**Task objective**. In the records below, find each line containing the word "Oświadczam" and copy it.

*** Source data

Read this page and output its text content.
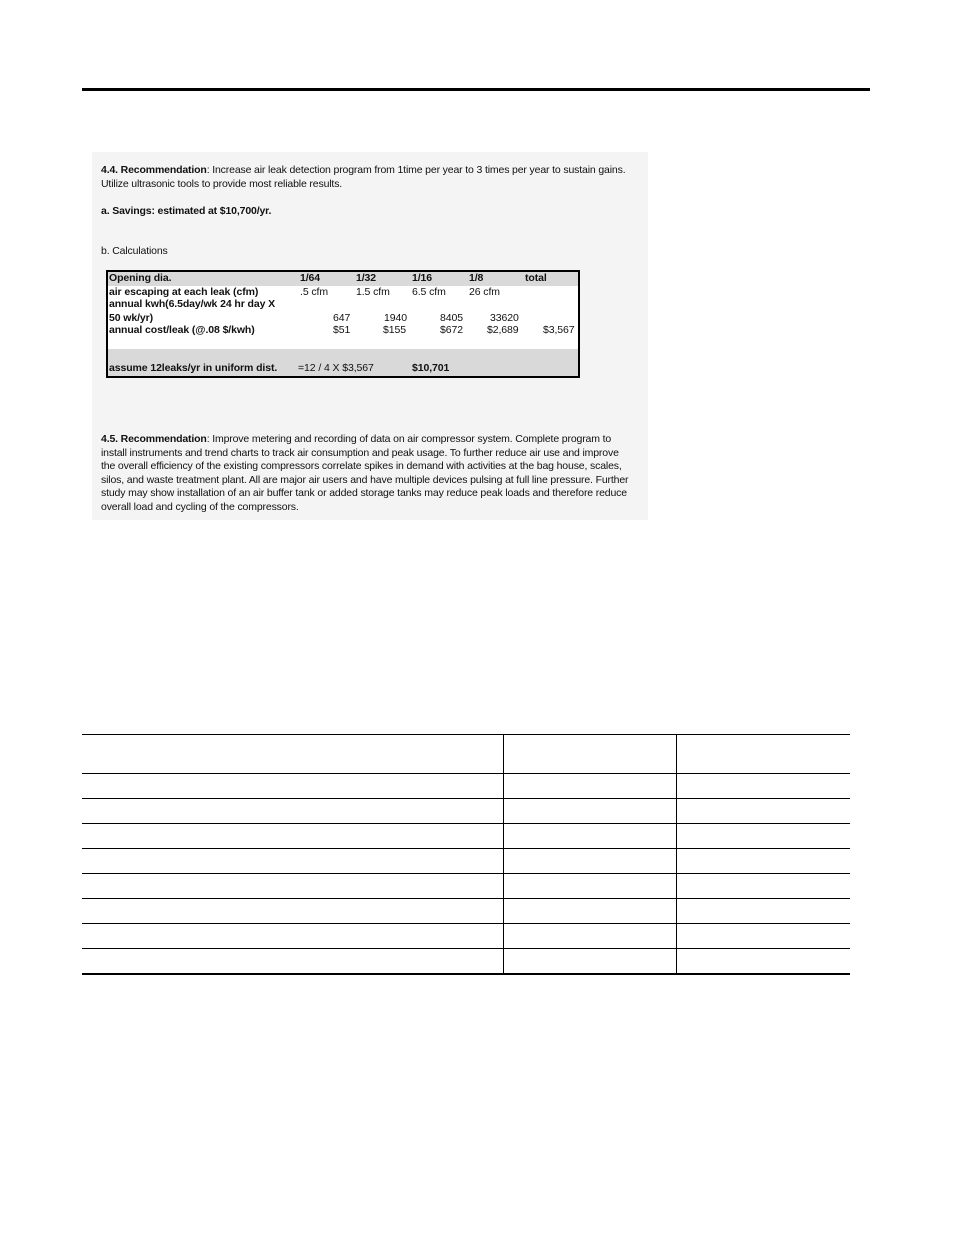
4.4. Recommendation: Increase air leak detection program from 1time per year to 3 times per year to sustain gains. Utilize ultrasonic tools to provide most reliable results.

a. Savings: estimated at $10,700/yr.

b. Calculations

Opening dia.	1/64	1/32	1/16	1/8	total
air escaping at each leak (cfm)	.5 cfm	1.5 cfm 6.5 cfm 26 cfm
annual kwh(6.5day/wk 24 hr day X
50 wk/yr)	647	1940	8405	33620
annual cost/leak (@.08 $/kwh)	$51	$155	$672 $2,689 $3,567
assume 12leaks/yr in uniform dist. =12 / 4 X $3,567	$10,701

4.5. Recommendation: Improve metering and recording of data on air compressor system. Complete program to install instruments and trend charts to track air consumption and peak usage. To further reduce air use and improve the overall efficiency of the existing compressors correlate spikes in demand with activities at the bag house, scales, silos, and waste treatment plant. All are major air users and have multiple devices pulsing at full line pressure. Further study may show installation of an air buffer tank or added storage tanks may reduce peak loads and therefore reduce overall load and cycling of the compressors.
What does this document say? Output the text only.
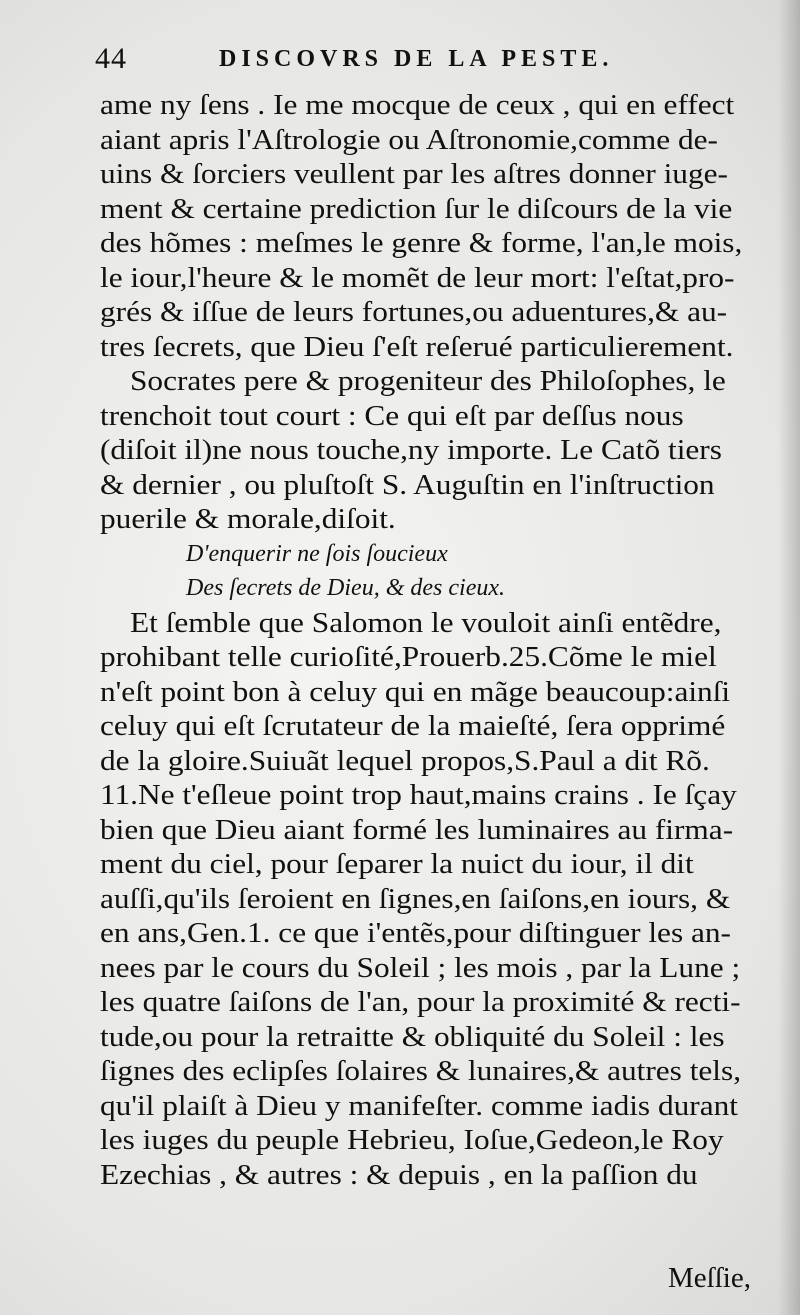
44	DISCOVRS DE LA PESTE.
ame ny ſens . Ie me mocque de ceux , qui en effect
aiant apris l'Aſtrologie ou Aſtronomie,comme de-
uins & ſorciers veullent par les aſtres donner iuge-
ment & certaine prediction ſur le diſcours de la vie
des hõmes : meſmes le genre & forme, l'an,le mois,
le iour,l'heure & le momẽt de leur mort: l'eſtat,pro-
grés & iſſue de leurs fortunes,ou aduentures,& au-
tres ſecrets, que Dieu ſ'eſt reſerué particulierement.
Socrates pere & progeniteur des Philoſophes, le
trenchoit tout court : Ce qui eſt par deſſus nous
(diſoit il)ne nous touche,ny importe. Le Catõ tiers
& dernier , ou pluſtoſt S. Auguſtin en l'inſtruction
puerile & morale,diſoit.
D'enquerir ne ſois ſoucieux
Des ſecrets de Dieu, & des cieux.
Et ſemble que Salomon le vouloit ainſi entẽdre,
prohibant telle curioſité,Prouerb.25.Cõme le miel
n'eſt point bon à celuy qui en mãge beaucoup:ainſi
celuy qui eſt ſcrutateur de la maieſté, ſera opprimé
de la gloire.Suiuãt lequel propos,S.Paul a dit Rõ.
11.Ne t'eſleue point trop haut,mains crains . Ie ſçay
bien que Dieu aiant formé les luminaires au firma-
ment du ciel, pour ſeparer la nuict du iour, il dit
auſſi,qu'ils ſeroient en ſignes,en ſaiſons,en iours, &
en ans,Gen.1. ce que i'entẽs,pour diſtinguer les an-
nees par le cours du Soleil ; les mois , par la Lune ;
les quatre ſaiſons de l'an, pour la proximité & recti-
tude,ou pour la retraitte & obliquité du Soleil : les
ſignes des eclipſes ſolaires & lunaires,& autres tels,
qu'il plaiſt à Dieu y manifeſter. comme iadis durant
les iuges du peuple Hebrieu, Ioſue,Gedeon,le Roy
Ezechias , & autres : & depuis , en la paſſion du
Meſſie,
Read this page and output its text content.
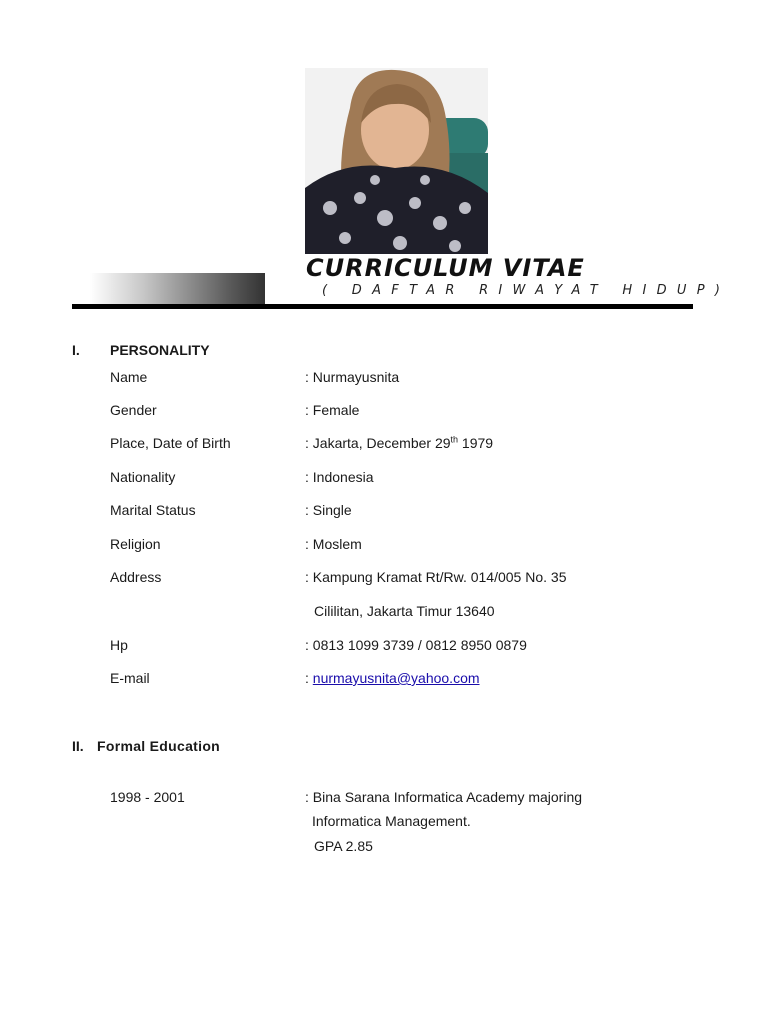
CURRICULUM VITAE
( DAFTAR RIWAYAT HIDUP)
I. PERSONALITY
Name	: Nurmayusnita
Gender	: Female
Place, Date of Birth	: Jakarta, December 29th 1979
Nationality	: Indonesia
Marital Status	: Single
Religion	: Moslem
Address	: Kampung Kramat Rt/Rw. 014/005 No. 35
Cililitan, Jakarta Timur 13640
Hp	: 0813 1099 3739 / 0812 8950 0879
E-mail	: nurmayusnita@yahoo.com
II. Formal Education
1998 - 2001	: Bina Sarana Informatica Academy majoring
Informatica Management.
GPA 2.85
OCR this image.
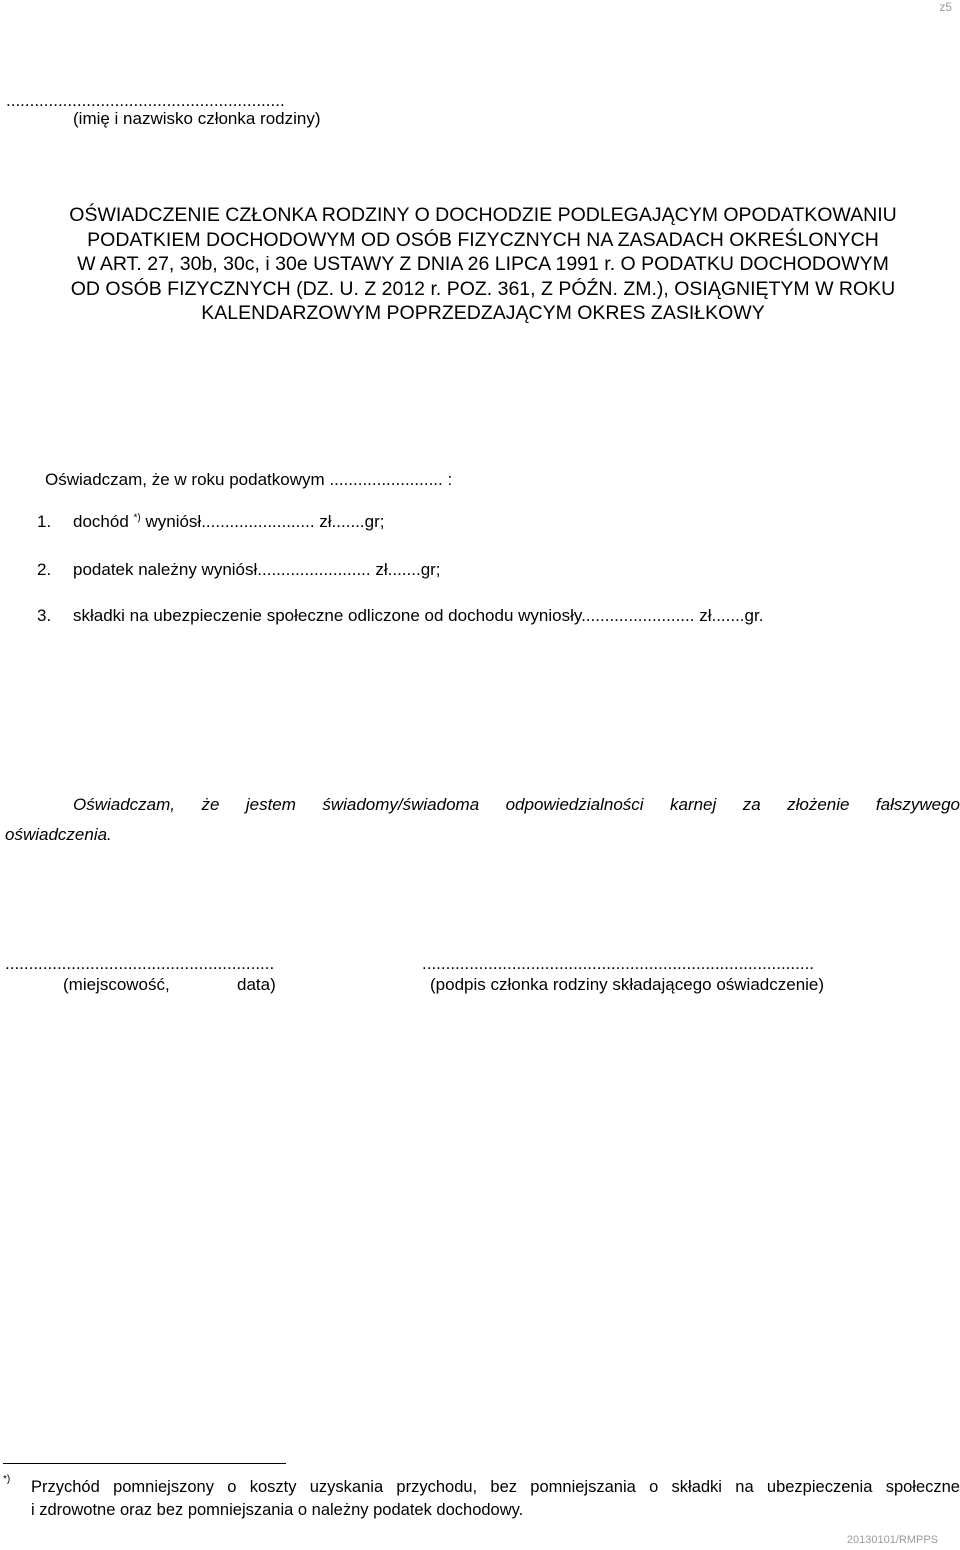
z5
...........................................................
(imię i nazwisko członka rodziny)
OŚWIADCZENIE CZŁONKA RODZINY O DOCHODZIE PODLEGAJĄCYM OPODATKOWANIU
PODATKIEM DOCHODOWYM OD OSÓB FIZYCZNYCH NA ZASADACH OKREŚLONYCH
W ART. 27, 30b, 30c, i 30e USTAWY Z DNIA 26 LIPCA 1991 r. O PODATKU DOCHODOWYM
OD OSÓB FIZYCZNYCH (DZ. U. Z 2012 r. POZ. 361, Z PÓŹN. ZM.), OSIĄGNIĘTYM W ROKU
KALENDARZOWYM POPRZEDZAJĄCYM OKRES ZASIŁKOWY
Oświadczam, że w roku podatkowym ........................ :
1. dochód *) wyniósł........................ zł.......gr;
2. podatek należny wyniósł........................ zł.......gr;
3. składki na ubezpieczenie społeczne odliczone od dochodu wyniosły........................ zł.......gr.
Oświadczam, że jestem świadomy/świadoma odpowiedzialności karnej za złożenie fałszywego
oświadczenia.
.........................................................	...................................................................................
(miejscowość,	data)	(podpis członka rodziny składającego oświadczenie)
*) Przychód pomniejszony o koszty uzyskania przychodu, bez pomniejszania o składki na ubezpieczenia społeczne
i zdrowotne oraz bez pomniejszania o należny podatek dochodowy.
20130101/RMPPS
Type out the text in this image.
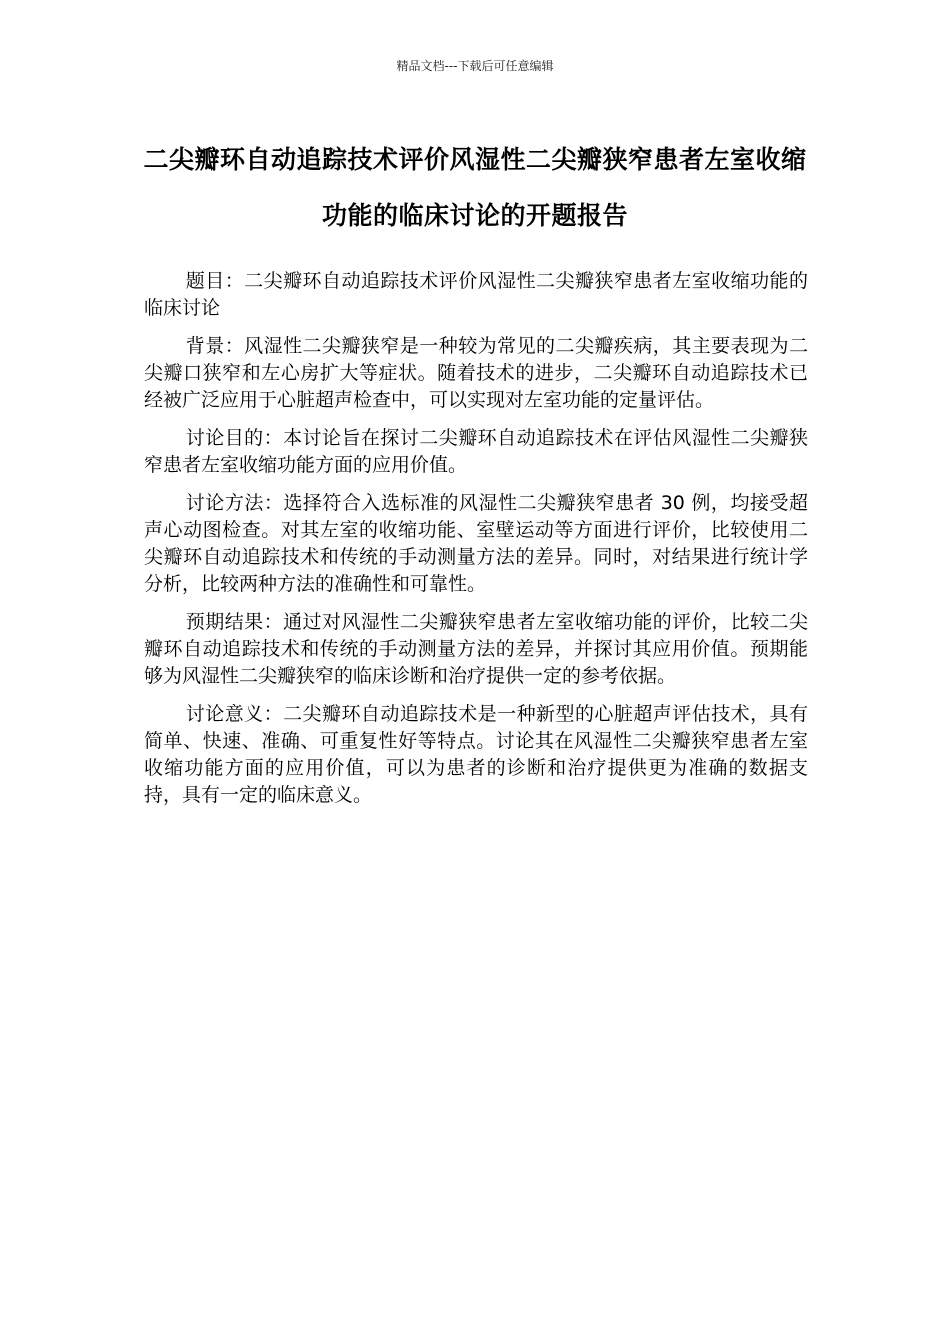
精品文档---下载后可任意编辑
二尖瓣环自动追踪技术评价风湿性二尖瓣狭窄患者左室收缩功能的临床讨论的开题报告

题目：二尖瓣环自动追踪技术评价风湿性二尖瓣狭窄患者左室收缩功能的临床讨论

背景：风湿性二尖瓣狭窄是一种较为常见的二尖瓣疾病，其主要表现为二尖瓣口狭窄和左心房扩大等症状。随着技术的进步，二尖瓣环自动追踪技术已经被广泛应用于心脏超声检查中，可以实现对左室功能的定量评估。

讨论目的：本讨论旨在探讨二尖瓣环自动追踪技术在评估风湿性二尖瓣狭窄患者左室收缩功能方面的应用价值。

讨论方法：选择符合入选标准的风湿性二尖瓣狭窄患者 30 例，均接受超声心动图检查。对其左室的收缩功能、室壁运动等方面进行评价，比较使用二尖瓣环自动追踪技术和传统的手动测量方法的差异。同时，对结果进行统计学分析，比较两种方法的准确性和可靠性。

预期结果：通过对风湿性二尖瓣狭窄患者左室收缩功能的评价，比较二尖瓣环自动追踪技术和传统的手动测量方法的差异，并探讨其应用价值。预期能够为风湿性二尖瓣狭窄的临床诊断和治疗提供一定的参考依据。

讨论意义：二尖瓣环自动追踪技术是一种新型的心脏超声评估技术，具有简单、快速、准确、可重复性好等特点。讨论其在风湿性二尖瓣狭窄患者左室收缩功能方面的应用价值，可以为患者的诊断和治疗提供更为准确的数据支持，具有一定的临床意义。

******

**Written answer**.
Oświadczam, że w roku podatkowym ........................ :
Oświadczam, że jestem świadomy/świadoma odpowiedzialności karnej za złożenie fałszywego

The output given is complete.